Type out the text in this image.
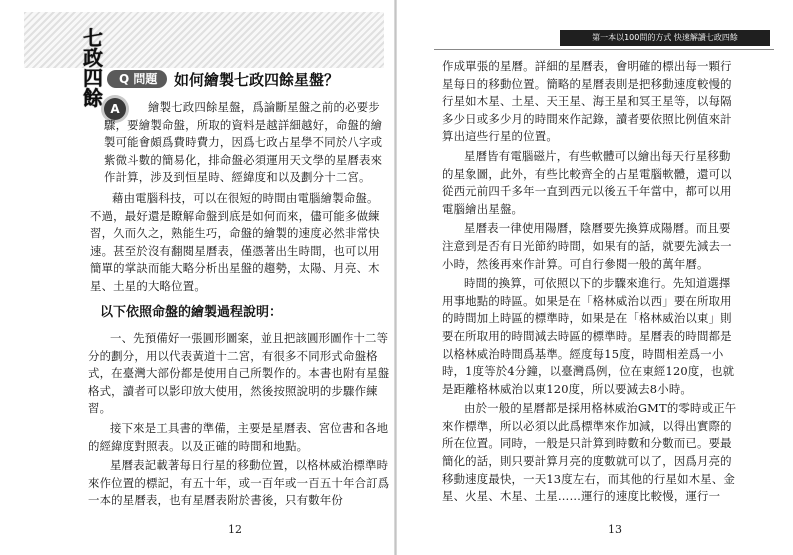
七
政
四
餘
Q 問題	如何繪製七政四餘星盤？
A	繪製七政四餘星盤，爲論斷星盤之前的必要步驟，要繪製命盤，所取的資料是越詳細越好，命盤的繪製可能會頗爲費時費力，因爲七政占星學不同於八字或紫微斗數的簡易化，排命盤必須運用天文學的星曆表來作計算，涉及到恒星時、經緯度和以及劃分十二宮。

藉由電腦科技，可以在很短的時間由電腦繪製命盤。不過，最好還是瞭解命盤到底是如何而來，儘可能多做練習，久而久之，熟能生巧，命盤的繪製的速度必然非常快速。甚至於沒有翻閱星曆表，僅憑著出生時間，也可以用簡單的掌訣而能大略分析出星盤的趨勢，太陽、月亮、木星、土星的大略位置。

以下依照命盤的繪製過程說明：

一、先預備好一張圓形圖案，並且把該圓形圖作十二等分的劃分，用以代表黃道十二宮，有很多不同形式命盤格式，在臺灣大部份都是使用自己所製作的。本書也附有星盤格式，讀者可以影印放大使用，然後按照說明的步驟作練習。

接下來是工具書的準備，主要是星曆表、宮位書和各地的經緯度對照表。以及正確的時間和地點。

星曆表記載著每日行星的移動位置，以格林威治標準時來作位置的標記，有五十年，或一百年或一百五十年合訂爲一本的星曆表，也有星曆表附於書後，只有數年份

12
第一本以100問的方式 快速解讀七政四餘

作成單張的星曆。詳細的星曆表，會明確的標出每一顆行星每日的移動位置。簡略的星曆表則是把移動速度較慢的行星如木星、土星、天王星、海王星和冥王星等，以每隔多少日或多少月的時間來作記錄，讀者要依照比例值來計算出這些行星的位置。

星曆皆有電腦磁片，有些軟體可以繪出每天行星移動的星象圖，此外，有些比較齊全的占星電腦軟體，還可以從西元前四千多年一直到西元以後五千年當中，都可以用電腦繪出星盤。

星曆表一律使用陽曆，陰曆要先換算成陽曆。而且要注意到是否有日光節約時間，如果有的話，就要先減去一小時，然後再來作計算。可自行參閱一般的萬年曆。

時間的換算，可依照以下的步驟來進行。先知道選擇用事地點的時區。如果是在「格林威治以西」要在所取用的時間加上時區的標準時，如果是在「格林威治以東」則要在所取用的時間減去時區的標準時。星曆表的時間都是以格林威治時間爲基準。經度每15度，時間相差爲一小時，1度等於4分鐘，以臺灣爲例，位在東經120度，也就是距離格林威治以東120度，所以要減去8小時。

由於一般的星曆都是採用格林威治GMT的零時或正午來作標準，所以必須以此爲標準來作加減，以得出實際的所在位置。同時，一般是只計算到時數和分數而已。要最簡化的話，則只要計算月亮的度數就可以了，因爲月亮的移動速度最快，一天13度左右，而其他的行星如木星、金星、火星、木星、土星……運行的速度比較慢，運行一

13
^^^^^^^^^^^^^^^^
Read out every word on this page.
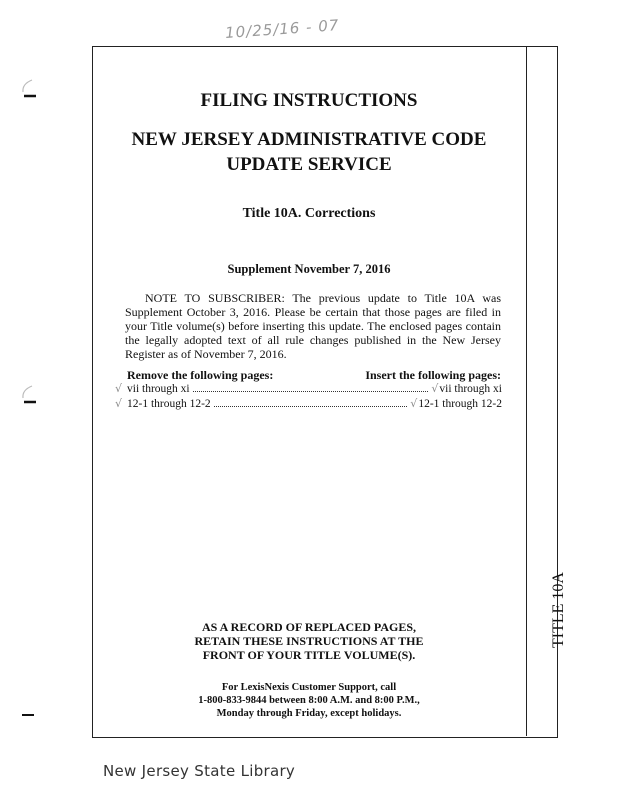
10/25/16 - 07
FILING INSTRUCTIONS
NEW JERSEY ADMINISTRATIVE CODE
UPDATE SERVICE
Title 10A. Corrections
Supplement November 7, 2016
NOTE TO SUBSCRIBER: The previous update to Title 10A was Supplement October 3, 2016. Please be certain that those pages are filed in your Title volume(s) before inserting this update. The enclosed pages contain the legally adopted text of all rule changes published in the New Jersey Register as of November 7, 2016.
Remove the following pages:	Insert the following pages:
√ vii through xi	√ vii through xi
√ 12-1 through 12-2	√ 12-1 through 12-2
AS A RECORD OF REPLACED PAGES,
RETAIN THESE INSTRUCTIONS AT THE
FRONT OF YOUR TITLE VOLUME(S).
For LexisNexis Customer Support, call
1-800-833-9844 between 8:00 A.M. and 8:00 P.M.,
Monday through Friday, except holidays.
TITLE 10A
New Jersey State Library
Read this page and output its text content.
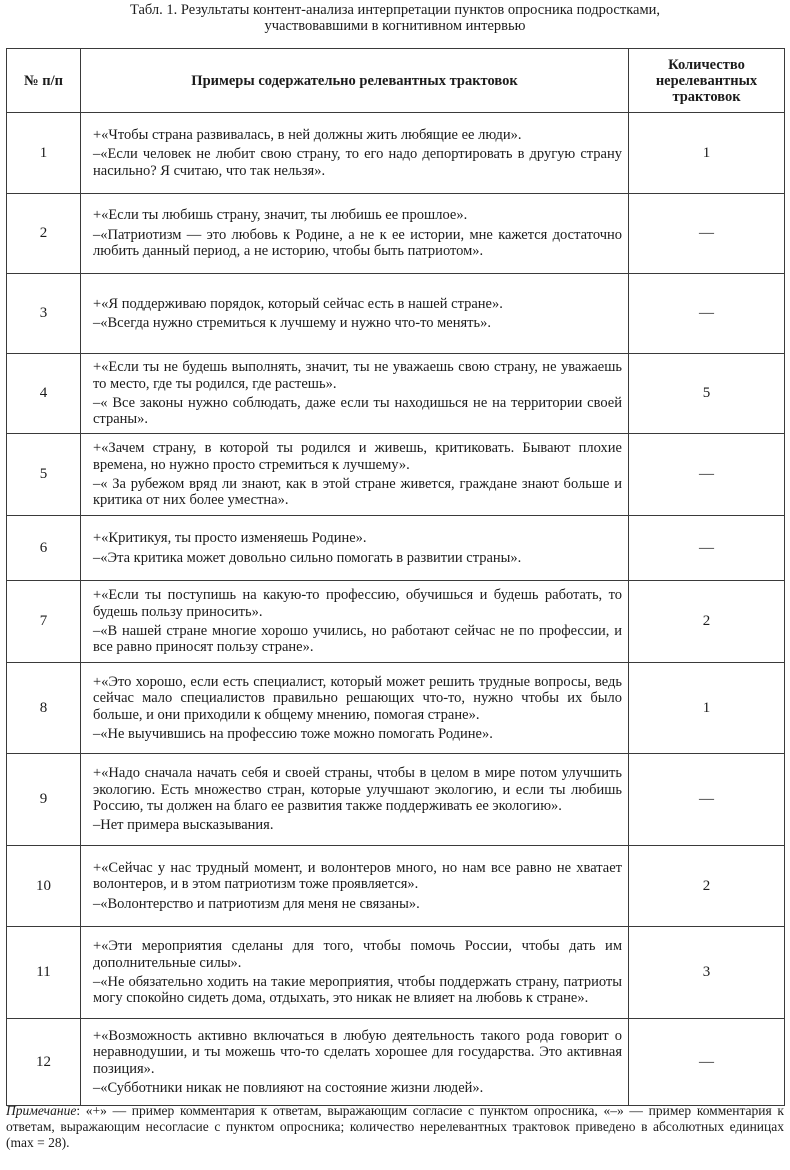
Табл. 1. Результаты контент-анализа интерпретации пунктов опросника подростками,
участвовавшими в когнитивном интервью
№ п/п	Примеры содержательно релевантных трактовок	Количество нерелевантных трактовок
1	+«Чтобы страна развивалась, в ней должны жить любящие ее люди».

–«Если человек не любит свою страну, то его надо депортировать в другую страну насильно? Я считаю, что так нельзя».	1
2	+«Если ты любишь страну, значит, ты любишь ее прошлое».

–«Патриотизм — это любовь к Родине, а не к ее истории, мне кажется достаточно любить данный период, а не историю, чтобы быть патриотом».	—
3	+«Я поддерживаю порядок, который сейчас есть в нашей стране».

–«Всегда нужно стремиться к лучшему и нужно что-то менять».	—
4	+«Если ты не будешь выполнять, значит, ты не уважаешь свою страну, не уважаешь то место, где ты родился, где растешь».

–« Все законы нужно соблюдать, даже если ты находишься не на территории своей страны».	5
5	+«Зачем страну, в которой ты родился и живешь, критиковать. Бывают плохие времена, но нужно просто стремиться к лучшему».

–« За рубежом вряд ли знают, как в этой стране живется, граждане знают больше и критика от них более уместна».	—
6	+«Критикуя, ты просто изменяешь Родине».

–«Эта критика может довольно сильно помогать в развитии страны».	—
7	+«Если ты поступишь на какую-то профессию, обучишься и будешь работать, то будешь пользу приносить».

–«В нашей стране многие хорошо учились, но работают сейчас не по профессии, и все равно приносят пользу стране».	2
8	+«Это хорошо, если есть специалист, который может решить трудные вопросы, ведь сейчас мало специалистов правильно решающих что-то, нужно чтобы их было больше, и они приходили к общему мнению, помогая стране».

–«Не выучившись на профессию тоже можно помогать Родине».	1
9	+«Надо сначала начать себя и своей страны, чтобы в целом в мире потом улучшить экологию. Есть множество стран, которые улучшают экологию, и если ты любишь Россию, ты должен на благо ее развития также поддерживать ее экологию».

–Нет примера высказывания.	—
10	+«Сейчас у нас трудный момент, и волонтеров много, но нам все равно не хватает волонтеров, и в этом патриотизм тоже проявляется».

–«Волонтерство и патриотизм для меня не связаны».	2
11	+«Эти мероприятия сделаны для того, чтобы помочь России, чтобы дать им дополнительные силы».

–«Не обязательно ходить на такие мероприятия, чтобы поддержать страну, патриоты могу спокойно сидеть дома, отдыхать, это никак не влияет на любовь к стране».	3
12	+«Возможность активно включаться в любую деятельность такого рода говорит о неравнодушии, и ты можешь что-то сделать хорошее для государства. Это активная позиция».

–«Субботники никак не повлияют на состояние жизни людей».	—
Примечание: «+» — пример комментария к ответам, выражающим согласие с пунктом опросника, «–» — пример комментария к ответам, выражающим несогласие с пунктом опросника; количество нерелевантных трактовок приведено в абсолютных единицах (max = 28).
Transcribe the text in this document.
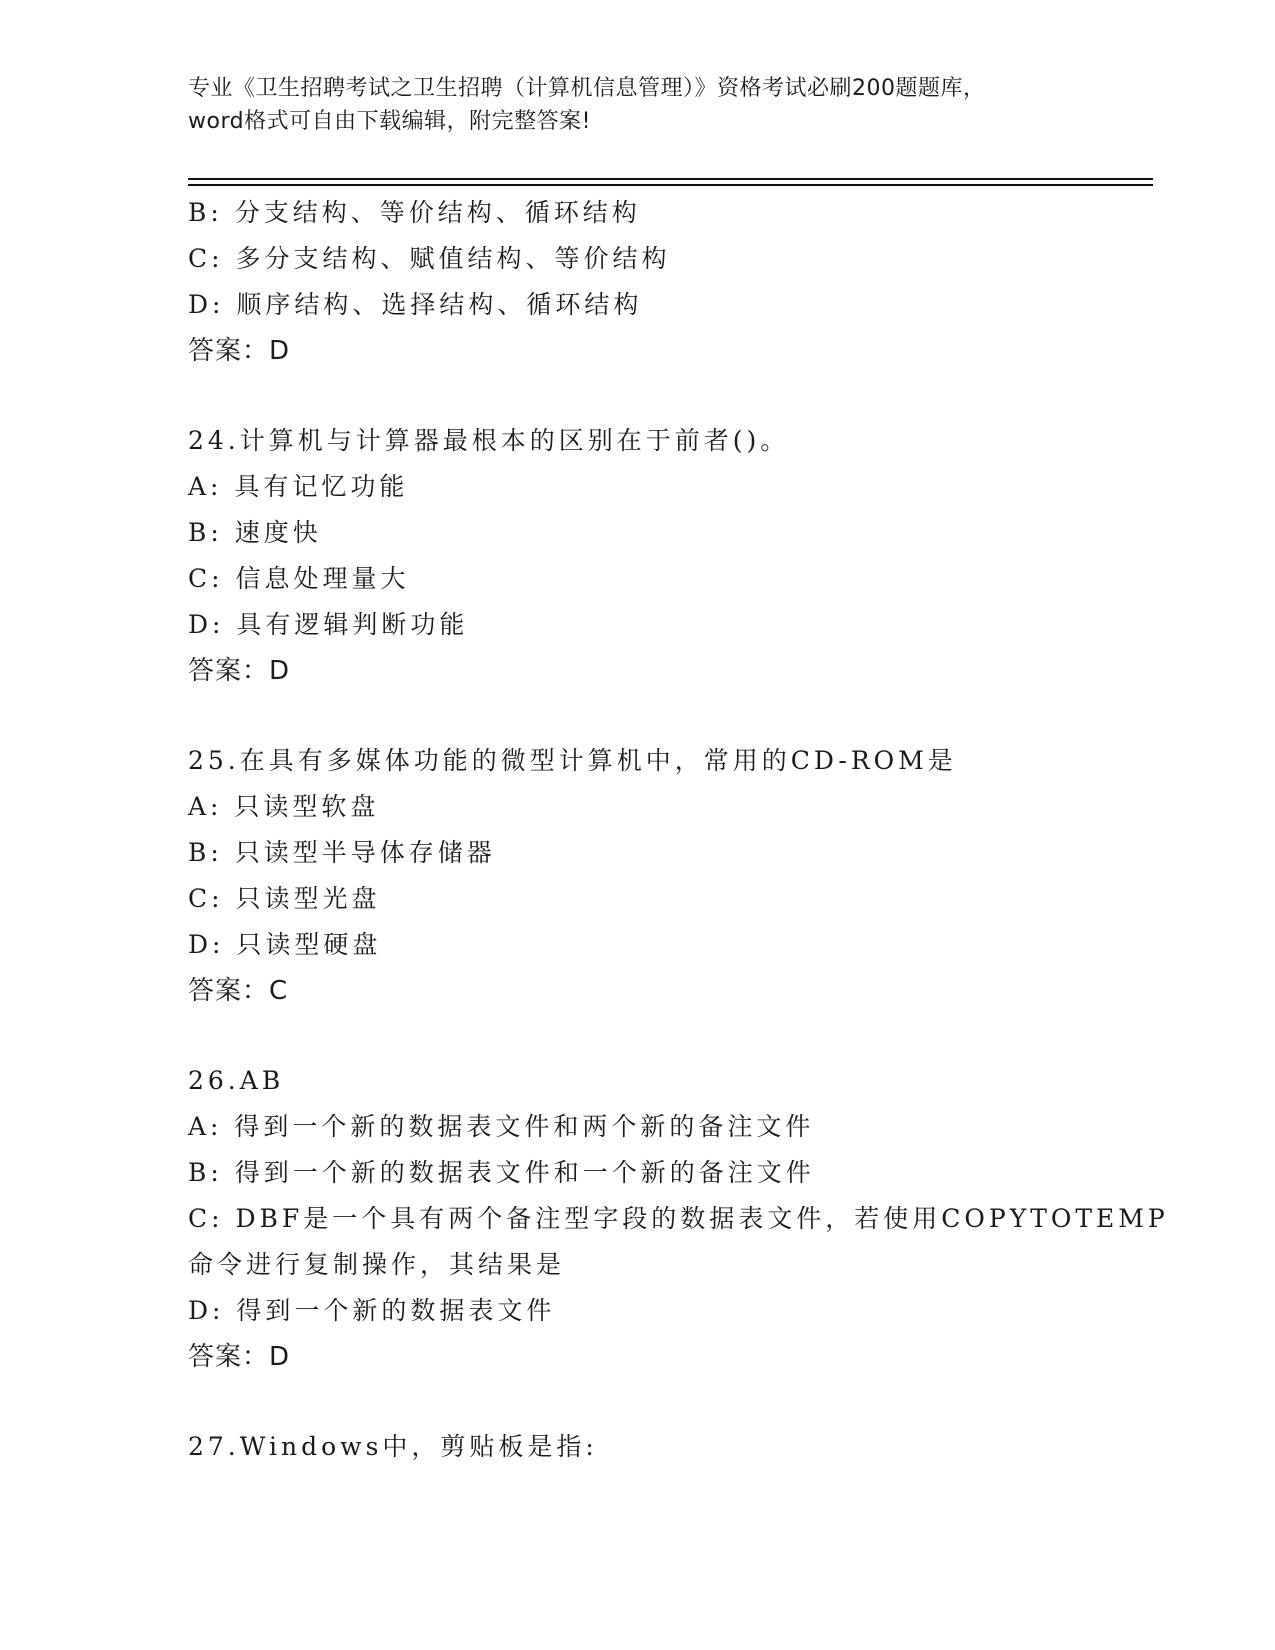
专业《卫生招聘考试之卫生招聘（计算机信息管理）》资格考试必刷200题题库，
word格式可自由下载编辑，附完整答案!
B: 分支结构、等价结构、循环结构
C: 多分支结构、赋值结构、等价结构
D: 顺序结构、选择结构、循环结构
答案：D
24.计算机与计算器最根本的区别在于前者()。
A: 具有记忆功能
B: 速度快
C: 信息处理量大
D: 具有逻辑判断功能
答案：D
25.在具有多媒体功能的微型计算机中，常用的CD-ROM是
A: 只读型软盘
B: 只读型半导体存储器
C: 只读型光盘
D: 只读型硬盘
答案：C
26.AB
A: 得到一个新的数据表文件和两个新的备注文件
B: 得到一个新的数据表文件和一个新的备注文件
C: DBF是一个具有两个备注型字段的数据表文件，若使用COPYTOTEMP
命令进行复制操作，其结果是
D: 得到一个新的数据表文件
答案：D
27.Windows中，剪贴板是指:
^^^^^^^^^^^^^^^^
- Task directions
Look over the listing above. Pick out and copy every line that includes "нашей".

- Reply
3	+«Я поддерживаю порядок, который сейчас есть в нашей стране».
–«В нашей стране многие хорошо учились, но работают сейчас не по профессии, и все равно приносят пользу стране».	2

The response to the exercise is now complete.